• [Listed records]:
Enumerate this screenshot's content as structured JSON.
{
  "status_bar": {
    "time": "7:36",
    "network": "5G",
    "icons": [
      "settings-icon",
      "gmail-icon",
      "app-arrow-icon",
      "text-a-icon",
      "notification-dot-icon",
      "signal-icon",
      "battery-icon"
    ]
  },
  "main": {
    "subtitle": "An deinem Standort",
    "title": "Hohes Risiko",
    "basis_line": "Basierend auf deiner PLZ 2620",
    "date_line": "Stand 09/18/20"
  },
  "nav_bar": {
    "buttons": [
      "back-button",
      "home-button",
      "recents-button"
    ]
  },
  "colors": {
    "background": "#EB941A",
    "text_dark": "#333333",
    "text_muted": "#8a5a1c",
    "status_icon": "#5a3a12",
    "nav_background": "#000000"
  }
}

---

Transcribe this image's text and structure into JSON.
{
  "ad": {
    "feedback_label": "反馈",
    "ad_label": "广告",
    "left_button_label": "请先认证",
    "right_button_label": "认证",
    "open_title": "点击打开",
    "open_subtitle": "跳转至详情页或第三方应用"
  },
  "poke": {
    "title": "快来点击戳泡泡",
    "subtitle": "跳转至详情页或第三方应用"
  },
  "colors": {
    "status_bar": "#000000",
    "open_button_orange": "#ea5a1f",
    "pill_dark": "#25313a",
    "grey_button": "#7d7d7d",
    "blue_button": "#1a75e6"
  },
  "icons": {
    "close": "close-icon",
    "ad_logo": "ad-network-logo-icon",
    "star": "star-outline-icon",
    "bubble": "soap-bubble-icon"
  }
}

• [Problem]:
Among the lines of the listing, how many hold the string "跳转至详情页或第三方应用"? Respond with only the number.

• [Task response]:
2